## What the task asks
Transcribe all the entries word for word, but omit the images.

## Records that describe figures

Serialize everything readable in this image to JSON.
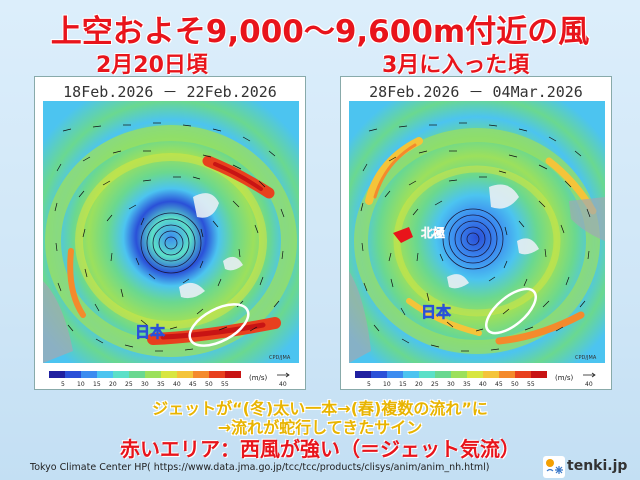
{
  "title": "上空およそ9,000～9,600m付近の風",
  "panels": [
    {
      "subtitle": "2月20日頃",
      "date_range": "18Feb.2026 － 22Feb.2026",
      "label_japan": "日本"
    },
    {
      "subtitle": "3月に入った頃",
      "date_range": "28Feb.2026 － 04Mar.2026",
      "label_japan": "日本",
      "label_kita": "北極"
    }
  ],
  "colorbar": {
    "ticks": [
      "5",
      "10",
      "15",
      "20",
      "25",
      "30",
      "35",
      "40",
      "45",
      "50",
      "55"
    ],
    "unit": "(m/s)",
    "arrow_label": "40",
    "colors": [
      "#2020a0",
      "#2a50d8",
      "#3c8cf0",
      "#4cc4f0",
      "#5ce0c8",
      "#6ad890",
      "#9ce05c",
      "#d8e640",
      "#f4c43a",
      "#f48a2c",
      "#e8401e",
      "#c81414"
    ]
  },
  "caption": {
    "line1": "ジェットが“(冬)太い一本→(春)複数の流れ”に",
    "line2": "→流れが蛇行してきたサイン",
    "line3": "赤いエリア：西風が強い（＝ジェット気流）"
  },
  "source": "Tokyo Climate Center HP( https://www.data.jma.go.jp/tcc/tcc/products/clisys/anim/anim_nh.html)",
  "logo": {
    "text": "tenki.jp",
    "icon": "snowflake-sun-icon"
  },
  "colors": {
    "accent_red": "#e8141b",
    "accent_yellow": "#e8b400"
  }
}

## Finished task
Serialize everything readable in this image to JSON.
{
  "title": "上空およそ9,000～9,600m付近の風",
  "panels": [
    {
      "subtitle": "2月20日頃",
      "date_range": "18Feb.2026 － 22Feb.2026",
      "label_japan": "日本"
    },
    {
      "subtitle": "3月に入った頃",
      "date_range": "28Feb.2026 － 04Mar.2026",
      "label_japan": "日本",
      "label_kita": "北極"
    }
  ],
  "colorbar": {
    "ticks": [
      "5",
      "10",
      "15",
      "20",
      "25",
      "30",
      "35",
      "40",
      "45",
      "50",
      "55"
    ],
    "unit": "(m/s)",
    "arrow_label": "40",
    "colors": [
      "#2020a0",
      "#2a50d8",
      "#3c8cf0",
      "#4cc4f0",
      "#5ce0c8",
      "#6ad890",
      "#9ce05c",
      "#d8e640",
      "#f4c43a",
      "#f48a2c",
      "#e8401e",
      "#c81414"
    ]
  },
  "caption": {
    "line1": "ジェットが“(冬)太い一本→(春)複数の流れ”に",
    "line2": "→流れが蛇行してきたサイン",
    "line3": "赤いエリア：西風が強い（＝ジェット気流）"
  },
  "source": "Tokyo Climate Center HP( https://www.data.jma.go.jp/tcc/tcc/products/clisys/anim/anim_nh.html)",
  "logo": {
    "text": "tenki.jp",
    "icon": "snowflake-sun-icon"
  },
  "colors": {
    "accent_red": "#e8141b",
    "accent_yellow": "#e8b400"
  }
}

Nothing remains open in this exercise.